#### [WHAT YOU SHOULD DO]
In the listing below, find every line containing "name" and copy it out.

↓↓↓

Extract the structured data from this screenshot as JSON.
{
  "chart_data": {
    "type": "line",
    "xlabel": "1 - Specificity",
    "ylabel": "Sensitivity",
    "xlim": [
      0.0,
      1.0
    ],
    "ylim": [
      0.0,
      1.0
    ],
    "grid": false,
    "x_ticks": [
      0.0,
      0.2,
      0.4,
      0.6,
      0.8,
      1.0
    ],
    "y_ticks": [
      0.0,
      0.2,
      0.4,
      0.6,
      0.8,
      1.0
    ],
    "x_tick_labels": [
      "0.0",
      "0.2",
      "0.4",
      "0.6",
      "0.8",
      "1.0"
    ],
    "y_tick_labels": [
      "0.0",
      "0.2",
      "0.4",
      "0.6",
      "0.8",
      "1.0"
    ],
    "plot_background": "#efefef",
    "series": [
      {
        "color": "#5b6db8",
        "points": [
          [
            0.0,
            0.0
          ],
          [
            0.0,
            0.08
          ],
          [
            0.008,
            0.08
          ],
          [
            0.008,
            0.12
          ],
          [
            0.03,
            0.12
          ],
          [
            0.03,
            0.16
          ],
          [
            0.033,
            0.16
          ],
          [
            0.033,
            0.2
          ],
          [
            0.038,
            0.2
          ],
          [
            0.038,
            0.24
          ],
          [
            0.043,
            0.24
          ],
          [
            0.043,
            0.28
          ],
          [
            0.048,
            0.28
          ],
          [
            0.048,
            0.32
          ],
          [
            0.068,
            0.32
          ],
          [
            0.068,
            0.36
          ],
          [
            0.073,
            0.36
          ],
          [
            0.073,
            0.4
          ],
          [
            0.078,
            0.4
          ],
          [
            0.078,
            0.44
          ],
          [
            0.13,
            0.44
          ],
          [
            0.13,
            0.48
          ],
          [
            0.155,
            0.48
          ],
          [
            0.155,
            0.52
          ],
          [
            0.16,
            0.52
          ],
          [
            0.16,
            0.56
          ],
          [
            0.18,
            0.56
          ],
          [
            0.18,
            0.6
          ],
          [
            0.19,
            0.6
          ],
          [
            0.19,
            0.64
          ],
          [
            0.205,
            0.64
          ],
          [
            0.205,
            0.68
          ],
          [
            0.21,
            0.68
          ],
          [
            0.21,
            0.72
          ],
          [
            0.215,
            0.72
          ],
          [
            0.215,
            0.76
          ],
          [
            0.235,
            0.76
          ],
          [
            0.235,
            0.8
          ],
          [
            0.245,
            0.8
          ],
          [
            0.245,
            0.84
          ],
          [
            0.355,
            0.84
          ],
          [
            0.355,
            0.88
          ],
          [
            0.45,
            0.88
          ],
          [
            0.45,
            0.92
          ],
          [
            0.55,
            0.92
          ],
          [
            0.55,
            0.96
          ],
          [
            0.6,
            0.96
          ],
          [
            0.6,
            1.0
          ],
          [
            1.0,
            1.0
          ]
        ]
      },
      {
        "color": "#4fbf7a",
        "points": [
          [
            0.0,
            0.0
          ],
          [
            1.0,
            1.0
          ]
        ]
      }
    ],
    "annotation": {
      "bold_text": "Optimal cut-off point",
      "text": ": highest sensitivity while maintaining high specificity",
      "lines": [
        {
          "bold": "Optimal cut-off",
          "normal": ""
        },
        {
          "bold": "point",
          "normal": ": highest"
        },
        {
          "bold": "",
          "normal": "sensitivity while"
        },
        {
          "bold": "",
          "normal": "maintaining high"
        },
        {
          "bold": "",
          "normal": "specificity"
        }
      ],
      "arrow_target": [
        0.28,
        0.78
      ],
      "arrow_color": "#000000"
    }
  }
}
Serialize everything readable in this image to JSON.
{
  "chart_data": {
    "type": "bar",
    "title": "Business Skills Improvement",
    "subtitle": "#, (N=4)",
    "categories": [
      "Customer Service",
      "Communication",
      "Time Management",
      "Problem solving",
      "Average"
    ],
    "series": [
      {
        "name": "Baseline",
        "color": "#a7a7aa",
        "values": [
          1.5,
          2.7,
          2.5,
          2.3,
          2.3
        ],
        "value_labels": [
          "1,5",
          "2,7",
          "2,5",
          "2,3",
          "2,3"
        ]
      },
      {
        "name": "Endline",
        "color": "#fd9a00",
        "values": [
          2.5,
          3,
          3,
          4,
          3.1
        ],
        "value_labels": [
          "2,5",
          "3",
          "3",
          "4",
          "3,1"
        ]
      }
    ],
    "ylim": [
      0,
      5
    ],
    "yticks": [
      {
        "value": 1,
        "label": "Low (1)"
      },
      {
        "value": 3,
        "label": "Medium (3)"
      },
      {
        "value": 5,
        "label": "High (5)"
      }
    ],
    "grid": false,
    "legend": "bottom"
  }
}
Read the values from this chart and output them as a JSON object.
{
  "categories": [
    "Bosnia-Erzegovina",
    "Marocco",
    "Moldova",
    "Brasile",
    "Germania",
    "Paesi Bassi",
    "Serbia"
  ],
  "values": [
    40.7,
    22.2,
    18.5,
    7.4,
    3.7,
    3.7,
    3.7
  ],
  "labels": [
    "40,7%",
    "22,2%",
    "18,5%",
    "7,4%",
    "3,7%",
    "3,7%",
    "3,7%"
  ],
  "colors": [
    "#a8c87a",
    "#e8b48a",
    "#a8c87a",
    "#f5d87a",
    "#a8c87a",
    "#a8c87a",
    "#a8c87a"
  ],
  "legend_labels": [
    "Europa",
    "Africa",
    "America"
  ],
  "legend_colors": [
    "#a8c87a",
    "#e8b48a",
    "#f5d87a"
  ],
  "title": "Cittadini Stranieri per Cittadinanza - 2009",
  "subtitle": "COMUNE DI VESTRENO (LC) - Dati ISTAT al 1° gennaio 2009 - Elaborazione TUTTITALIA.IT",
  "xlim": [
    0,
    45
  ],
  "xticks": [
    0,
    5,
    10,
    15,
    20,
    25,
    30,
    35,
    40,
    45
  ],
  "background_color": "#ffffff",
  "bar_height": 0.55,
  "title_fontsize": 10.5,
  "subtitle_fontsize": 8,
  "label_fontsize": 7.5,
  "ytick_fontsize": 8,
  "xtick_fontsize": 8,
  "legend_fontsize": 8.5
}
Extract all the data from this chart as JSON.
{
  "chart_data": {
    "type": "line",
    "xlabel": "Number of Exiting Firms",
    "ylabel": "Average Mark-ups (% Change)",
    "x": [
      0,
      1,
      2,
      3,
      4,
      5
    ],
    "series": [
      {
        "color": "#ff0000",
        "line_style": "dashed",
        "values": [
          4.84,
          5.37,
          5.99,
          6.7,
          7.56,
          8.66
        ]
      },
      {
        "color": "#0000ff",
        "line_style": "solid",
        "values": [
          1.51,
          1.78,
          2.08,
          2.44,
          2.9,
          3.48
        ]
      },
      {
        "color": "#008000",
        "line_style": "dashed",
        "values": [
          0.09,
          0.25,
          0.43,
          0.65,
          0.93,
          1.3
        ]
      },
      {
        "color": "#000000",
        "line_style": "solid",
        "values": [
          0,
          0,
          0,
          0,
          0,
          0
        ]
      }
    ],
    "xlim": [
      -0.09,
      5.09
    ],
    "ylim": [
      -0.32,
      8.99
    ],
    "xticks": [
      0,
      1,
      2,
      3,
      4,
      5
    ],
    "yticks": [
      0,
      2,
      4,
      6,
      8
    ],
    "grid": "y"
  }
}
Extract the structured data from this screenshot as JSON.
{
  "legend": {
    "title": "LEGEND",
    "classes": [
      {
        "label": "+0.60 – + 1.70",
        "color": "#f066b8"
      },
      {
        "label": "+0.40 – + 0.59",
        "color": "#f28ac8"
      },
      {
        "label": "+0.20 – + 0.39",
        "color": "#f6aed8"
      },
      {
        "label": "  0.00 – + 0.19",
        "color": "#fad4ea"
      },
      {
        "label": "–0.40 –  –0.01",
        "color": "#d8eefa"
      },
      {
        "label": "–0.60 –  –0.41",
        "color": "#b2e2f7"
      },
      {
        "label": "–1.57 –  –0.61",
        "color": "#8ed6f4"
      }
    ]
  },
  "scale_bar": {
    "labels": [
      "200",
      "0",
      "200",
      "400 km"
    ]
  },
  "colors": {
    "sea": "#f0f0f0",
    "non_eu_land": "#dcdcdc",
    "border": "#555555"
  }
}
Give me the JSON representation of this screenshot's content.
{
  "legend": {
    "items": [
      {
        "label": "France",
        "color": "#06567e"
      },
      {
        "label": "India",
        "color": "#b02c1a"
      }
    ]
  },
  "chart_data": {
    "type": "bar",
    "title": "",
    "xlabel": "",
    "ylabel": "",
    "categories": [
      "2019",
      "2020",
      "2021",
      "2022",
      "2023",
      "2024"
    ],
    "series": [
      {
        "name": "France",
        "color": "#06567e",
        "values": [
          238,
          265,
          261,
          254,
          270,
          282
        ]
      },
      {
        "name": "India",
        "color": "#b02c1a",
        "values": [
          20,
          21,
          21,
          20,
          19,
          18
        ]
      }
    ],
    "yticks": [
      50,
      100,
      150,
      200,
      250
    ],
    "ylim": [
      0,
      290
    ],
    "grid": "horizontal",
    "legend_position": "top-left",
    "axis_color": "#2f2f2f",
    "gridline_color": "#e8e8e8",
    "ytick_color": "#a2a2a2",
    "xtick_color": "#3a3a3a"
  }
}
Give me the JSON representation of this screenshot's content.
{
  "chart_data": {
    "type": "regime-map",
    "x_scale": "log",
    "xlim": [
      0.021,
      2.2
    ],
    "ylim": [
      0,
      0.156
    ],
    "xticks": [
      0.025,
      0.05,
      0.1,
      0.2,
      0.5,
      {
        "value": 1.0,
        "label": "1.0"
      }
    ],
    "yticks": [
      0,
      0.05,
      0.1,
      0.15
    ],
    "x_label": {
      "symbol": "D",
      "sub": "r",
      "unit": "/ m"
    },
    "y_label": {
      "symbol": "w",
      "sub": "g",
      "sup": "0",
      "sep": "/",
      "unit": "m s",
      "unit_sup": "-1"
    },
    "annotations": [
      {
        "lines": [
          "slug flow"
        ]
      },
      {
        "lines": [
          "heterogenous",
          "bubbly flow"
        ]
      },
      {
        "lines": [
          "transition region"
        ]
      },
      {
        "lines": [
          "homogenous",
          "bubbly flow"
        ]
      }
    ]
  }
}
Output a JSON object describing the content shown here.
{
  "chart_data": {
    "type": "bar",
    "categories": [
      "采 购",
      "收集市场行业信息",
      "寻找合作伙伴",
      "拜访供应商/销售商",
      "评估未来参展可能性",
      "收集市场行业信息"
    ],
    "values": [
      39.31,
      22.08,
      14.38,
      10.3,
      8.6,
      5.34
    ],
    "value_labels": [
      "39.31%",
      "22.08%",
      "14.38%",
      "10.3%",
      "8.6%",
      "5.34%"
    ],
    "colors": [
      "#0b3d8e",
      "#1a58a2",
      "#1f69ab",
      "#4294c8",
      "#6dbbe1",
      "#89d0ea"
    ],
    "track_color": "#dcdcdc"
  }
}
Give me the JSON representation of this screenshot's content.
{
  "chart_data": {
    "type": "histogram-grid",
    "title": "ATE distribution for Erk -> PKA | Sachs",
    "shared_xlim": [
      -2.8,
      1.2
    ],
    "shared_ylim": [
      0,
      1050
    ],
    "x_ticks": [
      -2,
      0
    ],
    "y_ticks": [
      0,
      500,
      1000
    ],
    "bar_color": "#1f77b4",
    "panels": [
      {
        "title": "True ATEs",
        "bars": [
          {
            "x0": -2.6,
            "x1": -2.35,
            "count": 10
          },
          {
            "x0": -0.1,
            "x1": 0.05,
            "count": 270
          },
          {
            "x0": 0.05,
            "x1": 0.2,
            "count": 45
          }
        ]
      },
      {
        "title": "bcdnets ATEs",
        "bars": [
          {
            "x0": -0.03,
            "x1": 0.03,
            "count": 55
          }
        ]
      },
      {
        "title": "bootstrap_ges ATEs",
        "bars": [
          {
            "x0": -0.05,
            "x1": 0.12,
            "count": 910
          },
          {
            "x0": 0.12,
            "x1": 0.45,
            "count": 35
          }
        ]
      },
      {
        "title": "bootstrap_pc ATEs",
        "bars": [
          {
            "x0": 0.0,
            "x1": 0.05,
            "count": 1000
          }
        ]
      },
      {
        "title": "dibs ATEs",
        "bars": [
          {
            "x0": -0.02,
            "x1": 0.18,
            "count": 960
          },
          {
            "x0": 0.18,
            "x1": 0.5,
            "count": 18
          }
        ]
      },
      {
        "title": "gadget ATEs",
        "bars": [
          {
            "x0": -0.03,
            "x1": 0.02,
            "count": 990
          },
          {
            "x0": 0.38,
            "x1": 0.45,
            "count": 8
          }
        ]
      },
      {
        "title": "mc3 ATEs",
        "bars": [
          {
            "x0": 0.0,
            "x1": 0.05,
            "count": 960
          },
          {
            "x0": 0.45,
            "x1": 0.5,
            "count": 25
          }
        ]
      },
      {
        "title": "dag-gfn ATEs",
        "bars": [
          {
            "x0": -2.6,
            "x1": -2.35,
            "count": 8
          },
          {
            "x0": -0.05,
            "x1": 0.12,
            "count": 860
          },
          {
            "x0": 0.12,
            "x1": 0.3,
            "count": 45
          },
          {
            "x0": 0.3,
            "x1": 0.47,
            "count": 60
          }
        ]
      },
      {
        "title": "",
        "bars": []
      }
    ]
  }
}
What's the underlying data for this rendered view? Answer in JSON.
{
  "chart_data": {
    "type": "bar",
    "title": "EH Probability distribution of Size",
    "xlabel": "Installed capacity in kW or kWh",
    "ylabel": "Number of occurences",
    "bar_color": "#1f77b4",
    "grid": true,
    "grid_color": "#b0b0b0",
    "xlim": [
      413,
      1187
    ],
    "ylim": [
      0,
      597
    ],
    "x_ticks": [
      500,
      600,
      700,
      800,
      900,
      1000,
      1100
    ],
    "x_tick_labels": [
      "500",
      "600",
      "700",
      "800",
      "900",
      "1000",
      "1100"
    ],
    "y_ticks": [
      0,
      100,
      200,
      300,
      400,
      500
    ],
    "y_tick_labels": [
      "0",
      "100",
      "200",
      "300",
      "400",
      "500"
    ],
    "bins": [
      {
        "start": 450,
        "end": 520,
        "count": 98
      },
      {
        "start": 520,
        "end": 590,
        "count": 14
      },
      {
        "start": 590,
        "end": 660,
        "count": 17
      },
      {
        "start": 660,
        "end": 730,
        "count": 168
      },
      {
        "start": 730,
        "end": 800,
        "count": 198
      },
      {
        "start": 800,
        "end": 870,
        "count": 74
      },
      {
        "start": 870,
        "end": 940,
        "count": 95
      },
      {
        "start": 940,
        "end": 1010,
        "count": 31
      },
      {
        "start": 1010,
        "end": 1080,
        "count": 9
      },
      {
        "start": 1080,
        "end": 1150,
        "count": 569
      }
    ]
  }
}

↑↑↑

#### [TASK OUTPUT]
        "name": "Baseline",
        "name": "Endline",
        "name": "France",
        "name": "India",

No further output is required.